WRITTEN TASK> From the entries that follow, gather each line holding the word "子个人全能成绩".

Records from a collection>

# # # # #

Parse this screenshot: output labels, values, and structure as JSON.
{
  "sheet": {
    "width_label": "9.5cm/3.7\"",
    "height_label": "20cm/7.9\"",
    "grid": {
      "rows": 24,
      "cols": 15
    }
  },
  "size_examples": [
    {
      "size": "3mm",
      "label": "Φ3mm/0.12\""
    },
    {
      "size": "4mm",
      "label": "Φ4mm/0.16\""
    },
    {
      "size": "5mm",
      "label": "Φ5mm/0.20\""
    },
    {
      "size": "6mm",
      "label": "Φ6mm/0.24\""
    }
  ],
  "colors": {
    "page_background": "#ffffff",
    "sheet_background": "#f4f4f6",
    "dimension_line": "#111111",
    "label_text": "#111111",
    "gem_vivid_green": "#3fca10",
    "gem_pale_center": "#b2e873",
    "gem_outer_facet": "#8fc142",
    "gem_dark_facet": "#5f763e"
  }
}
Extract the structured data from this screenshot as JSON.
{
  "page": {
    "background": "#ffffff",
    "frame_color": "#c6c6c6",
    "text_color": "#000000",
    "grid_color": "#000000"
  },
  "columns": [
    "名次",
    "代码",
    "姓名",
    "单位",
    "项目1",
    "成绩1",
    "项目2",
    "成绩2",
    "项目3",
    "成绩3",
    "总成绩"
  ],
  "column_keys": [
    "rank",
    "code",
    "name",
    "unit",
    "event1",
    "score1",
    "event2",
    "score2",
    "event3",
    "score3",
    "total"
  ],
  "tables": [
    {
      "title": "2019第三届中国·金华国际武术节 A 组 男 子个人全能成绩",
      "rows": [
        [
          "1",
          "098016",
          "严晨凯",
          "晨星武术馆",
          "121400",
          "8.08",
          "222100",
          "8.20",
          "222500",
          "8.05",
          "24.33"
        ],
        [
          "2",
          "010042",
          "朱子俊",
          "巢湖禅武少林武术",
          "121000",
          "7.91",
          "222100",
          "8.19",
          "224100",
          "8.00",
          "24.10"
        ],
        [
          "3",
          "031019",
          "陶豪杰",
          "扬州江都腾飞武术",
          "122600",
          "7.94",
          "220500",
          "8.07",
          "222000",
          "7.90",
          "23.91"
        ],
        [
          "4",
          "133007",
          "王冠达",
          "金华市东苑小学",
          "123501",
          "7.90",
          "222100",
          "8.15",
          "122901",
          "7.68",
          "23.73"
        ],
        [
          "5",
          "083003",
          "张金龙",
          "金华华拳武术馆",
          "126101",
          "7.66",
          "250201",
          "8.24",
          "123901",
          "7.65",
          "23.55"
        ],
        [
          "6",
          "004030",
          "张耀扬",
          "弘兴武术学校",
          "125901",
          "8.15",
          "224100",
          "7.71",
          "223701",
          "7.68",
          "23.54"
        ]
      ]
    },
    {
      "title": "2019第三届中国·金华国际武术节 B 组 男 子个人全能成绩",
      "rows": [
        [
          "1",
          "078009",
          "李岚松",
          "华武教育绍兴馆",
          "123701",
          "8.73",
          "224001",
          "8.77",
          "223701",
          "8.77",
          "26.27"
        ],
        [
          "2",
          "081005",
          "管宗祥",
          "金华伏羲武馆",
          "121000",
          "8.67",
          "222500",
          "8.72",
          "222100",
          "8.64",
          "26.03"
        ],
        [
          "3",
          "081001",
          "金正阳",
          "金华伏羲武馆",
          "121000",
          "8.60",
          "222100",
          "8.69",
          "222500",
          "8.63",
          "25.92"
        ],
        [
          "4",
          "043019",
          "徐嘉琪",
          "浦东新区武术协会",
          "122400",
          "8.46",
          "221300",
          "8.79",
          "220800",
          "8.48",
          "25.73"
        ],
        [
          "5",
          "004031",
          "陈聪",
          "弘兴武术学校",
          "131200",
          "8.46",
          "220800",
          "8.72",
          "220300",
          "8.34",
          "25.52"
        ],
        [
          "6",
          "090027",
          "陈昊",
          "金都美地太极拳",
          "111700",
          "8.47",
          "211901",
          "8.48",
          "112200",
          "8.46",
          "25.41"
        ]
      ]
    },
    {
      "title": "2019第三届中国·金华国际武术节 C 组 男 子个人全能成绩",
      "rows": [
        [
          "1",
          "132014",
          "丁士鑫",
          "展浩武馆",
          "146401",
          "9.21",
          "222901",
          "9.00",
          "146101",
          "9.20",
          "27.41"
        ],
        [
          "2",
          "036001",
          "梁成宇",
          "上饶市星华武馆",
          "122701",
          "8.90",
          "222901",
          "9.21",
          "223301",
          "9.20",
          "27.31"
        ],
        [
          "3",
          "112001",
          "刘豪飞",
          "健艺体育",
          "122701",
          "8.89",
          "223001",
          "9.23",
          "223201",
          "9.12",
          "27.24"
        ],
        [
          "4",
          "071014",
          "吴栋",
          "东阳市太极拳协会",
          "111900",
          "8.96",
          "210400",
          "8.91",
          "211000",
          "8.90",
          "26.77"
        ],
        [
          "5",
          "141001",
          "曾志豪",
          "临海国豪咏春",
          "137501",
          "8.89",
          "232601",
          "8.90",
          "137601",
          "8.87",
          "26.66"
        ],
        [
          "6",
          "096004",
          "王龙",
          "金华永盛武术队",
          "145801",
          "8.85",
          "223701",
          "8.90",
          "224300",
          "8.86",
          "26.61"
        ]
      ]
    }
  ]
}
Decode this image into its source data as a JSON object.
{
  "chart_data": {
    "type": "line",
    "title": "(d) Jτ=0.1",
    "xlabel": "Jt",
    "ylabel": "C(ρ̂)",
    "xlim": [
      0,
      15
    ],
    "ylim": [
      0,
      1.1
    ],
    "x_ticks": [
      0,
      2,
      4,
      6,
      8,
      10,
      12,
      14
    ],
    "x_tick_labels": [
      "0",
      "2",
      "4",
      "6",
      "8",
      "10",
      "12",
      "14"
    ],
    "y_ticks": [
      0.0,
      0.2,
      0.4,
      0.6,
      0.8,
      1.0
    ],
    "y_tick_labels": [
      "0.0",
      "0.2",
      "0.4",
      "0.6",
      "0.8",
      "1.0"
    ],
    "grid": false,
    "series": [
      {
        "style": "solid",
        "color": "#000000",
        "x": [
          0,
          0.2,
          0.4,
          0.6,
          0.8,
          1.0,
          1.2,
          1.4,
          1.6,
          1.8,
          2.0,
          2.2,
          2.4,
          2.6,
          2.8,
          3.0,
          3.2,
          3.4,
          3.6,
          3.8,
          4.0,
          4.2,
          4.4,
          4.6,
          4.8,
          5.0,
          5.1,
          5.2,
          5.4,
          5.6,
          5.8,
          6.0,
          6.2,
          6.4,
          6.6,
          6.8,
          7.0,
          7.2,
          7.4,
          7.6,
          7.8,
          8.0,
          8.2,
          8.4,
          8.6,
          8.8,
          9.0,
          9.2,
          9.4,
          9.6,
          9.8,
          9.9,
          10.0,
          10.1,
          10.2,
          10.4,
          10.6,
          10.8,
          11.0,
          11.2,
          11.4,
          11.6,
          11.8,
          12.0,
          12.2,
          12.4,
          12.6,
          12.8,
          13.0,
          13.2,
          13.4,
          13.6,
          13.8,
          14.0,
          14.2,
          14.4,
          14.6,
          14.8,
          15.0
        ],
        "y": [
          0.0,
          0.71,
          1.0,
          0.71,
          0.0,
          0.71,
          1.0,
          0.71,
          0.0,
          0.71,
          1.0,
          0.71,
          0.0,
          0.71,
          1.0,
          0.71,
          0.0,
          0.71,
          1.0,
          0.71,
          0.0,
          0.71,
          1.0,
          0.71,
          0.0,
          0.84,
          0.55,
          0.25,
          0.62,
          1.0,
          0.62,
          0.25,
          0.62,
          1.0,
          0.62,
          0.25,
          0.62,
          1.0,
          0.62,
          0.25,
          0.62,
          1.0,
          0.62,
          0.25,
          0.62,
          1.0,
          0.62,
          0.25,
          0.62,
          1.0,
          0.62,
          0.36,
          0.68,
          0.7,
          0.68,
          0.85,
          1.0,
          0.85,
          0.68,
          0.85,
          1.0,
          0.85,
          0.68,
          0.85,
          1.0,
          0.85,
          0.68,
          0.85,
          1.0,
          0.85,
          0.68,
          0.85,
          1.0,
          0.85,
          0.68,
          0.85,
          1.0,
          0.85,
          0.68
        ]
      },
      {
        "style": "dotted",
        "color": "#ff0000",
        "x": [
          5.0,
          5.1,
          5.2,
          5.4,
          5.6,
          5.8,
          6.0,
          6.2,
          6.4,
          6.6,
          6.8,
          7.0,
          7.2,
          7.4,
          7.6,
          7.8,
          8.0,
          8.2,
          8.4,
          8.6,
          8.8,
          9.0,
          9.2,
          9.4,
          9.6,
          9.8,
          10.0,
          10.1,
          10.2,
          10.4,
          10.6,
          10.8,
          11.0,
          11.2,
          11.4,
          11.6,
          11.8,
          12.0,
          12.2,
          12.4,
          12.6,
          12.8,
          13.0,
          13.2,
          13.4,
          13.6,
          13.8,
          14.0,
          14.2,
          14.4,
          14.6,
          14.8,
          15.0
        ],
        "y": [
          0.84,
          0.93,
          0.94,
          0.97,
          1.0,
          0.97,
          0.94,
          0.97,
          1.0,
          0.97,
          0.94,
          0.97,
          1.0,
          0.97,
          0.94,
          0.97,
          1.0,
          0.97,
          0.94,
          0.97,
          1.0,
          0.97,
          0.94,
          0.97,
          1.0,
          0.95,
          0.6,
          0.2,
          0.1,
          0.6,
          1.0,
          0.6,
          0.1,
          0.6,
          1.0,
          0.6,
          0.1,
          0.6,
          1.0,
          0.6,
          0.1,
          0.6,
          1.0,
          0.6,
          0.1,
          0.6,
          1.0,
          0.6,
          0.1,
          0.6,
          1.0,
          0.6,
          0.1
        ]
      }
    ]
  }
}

# # # # #

OUTPUT>
      "title": "2019第三届中国·金华国际武术节 A 组 男 子个人全能成绩",
      "title": "2019第三届中国·金华国际武术节 B 组 男 子个人全能成绩",
      "title": "2019第三届中国·金华国际武术节 C 组 男 子个人全能成绩",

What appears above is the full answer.